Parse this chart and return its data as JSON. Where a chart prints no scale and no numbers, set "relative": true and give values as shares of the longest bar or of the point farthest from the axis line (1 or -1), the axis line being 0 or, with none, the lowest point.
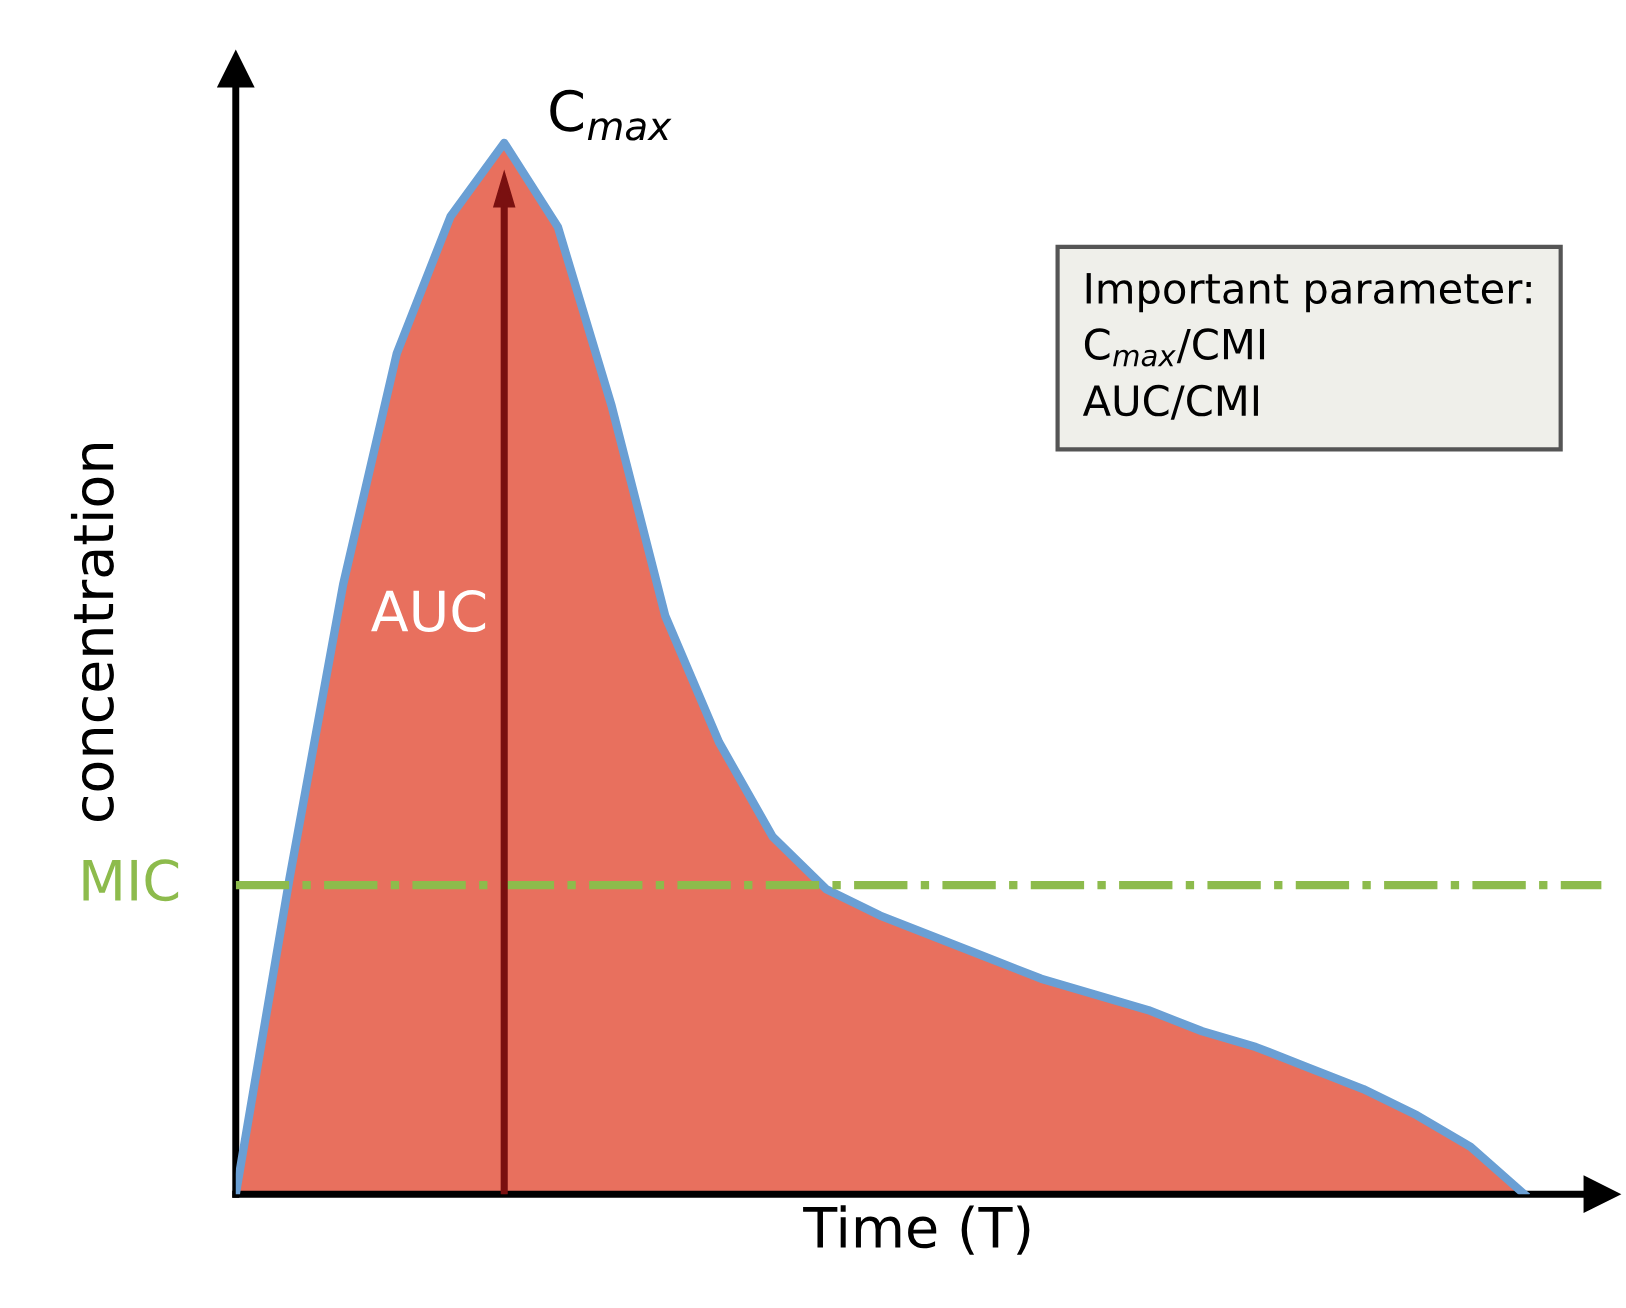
{
  "chart_data": {
    "type": "area",
    "relative": true,
    "xlabel": "Time (T)",
    "ylabel": "concentration",
    "categories": [
      null,
      null,
      null,
      null,
      null,
      null,
      null,
      null,
      null,
      null,
      null,
      null,
      null,
      null,
      null,
      null,
      null,
      null,
      null,
      null,
      null,
      null,
      null,
      null,
      null
    ],
    "series": [
      {
        "color": "#e8705e",
        "values": [
          0,
          0.3,
          0.58,
          0.8,
          0.93,
          1,
          0.92,
          0.75,
          0.55,
          0.43,
          0.34,
          0.29,
          0.265,
          0.245,
          0.225,
          0.205,
          0.19,
          0.175,
          0.155,
          0.14,
          0.12,
          0.1,
          0.075,
          0.045,
          0
        ]
      }
    ],
    "ref_lines": [
      {
        "axis": "y",
        "value": 0.294,
        "label": "MIC",
        "color": "#8dbb4c",
        "line_style": "dashdot"
      }
    ],
    "annotations": [
      "C$_{max}$",
      "AUC",
      "Important parameter:\nC$_{max}$/CMI\nAUC/CMI"
    ]
  }
}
--- --- ---
= What you have to do =
Quote each record exactly as it stands, minus the pictures.

= Complete output =
Parse this chart and return its data as JSON. Where a chart prints no scale and no numbers, set "relative": true and give values as shares of the longest bar or of the point farthest from the axis line (1 or -1), the axis line being 0 or, with none, the lowest point.
{
  "chart_data": {
    "type": "area",
    "relative": true,
    "xlabel": "Time (T)",
    "ylabel": "concentration",
    "categories": [
      null,
      null,
      null,
      null,
      null,
      null,
      null,
      null,
      null,
      null,
      null,
      null,
      null,
      null,
      null,
      null,
      null,
      null,
      null,
      null,
      null,
      null,
      null,
      null,
      null
    ],
    "series": [
      {
        "color": "#e8705e",
        "values": [
          0,
          0.3,
          0.58,
          0.8,
          0.93,
          1,
          0.92,
          0.75,
          0.55,
          0.43,
          0.34,
          0.29,
          0.265,
          0.245,
          0.225,
          0.205,
          0.19,
          0.175,
          0.155,
          0.14,
          0.12,
          0.1,
          0.075,
          0.045,
          0
        ]
      }
    ],
    "ref_lines": [
      {
        "axis": "y",
        "value": 0.294,
        "label": "MIC",
        "color": "#8dbb4c",
        "line_style": "dashdot"
      }
    ],
    "annotations": [
      "C$_{max}$",
      "AUC",
      "Important parameter:\nC$_{max}$/CMI\nAUC/CMI"
    ]
  }
}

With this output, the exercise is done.